Google App Engine 大量加载器“意外线程终止”
我正在尝试通过批量加载功能,把一个中等大小的csv文件上传到谷歌应用引擎,但在上传过程中似乎出现了问题,结果是这样的:
[INFO ] Logging to bulkloader-log-20110328.181531
[INFO ] Throttling transfers:
[INFO ] Bandwidth: 250000 bytes/second
[INFO ] HTTP connections: 8/second
[INFO ] Entities inserted/fetched/modified: 20/second
[INFO ] Batch Size: 10
[INFO ] Opening database: bulkloader-progress-20110328.181531.sql3
[INFO ] Connecting to notmyrealappname.appspot.com/_ah/remote_api
[INFO ] Starting import; maximum 10 entities per post
...............................................................[INFO ] Unexpected thread death: WorkerThread-7
[INFO ] An error occurred. Shutting down...

———

> **练习目标**
从上方那篇关于批量加载器报错的帖子最后一行之后接着写下去。 后面列出的各行在本练习中用不到。

> **数据内容**
———

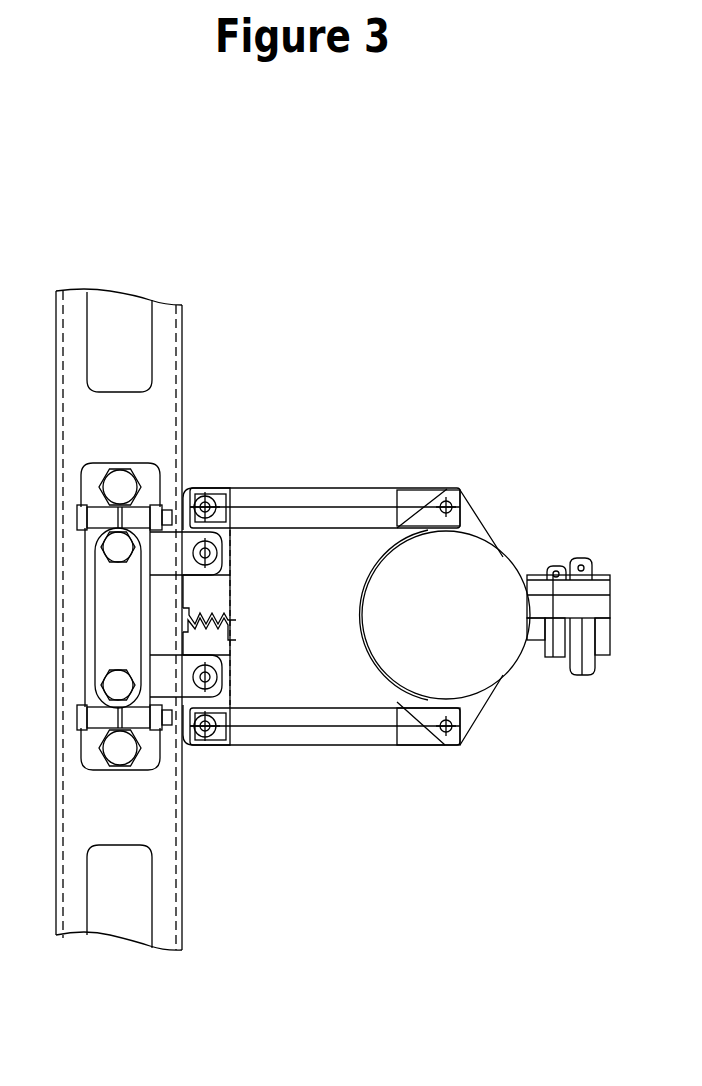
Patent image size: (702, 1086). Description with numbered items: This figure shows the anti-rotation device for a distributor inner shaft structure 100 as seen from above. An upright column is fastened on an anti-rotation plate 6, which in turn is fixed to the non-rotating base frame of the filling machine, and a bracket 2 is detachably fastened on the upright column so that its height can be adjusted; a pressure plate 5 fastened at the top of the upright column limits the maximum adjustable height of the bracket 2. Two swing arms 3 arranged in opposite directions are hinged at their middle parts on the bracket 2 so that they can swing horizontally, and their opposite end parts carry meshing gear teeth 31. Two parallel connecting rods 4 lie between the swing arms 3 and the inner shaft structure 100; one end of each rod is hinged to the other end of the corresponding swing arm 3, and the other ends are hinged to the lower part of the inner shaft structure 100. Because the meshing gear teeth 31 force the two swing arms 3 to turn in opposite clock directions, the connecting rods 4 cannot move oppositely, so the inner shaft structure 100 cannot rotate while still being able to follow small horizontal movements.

The bracket 2 is at (177, 555).
The swing arms 3 is at (247, 623).
The meshing gear teeth 31 is at (218, 597).
The connecting rods 4 is at (310, 495).
The pressure plate 5 is at (105, 597).
The anti-rotation plate 6 is at (160, 817).
The inner shaft structure 100 is at (486, 568).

———

> **参考答案**
.........[ERROR ] Error in WorkerThread-7: <urlopen error [Errno -2] Name or service not known>
[INFO ] 1740 entites total, 0 previously transferred
[INFO ] 720 entities (472133 bytes) transferred in 32.3 seconds
[INFO ] Some entities not successfully transferred
我想上传的19,000条记录中,它只上传了大约700条。我在想为什么会失败。我检查了csv文件,看看有没有像多余的逗号这样的错误,这些错误可能会影响Python的csv读取器,而且我也把非ASCII字符去掉了。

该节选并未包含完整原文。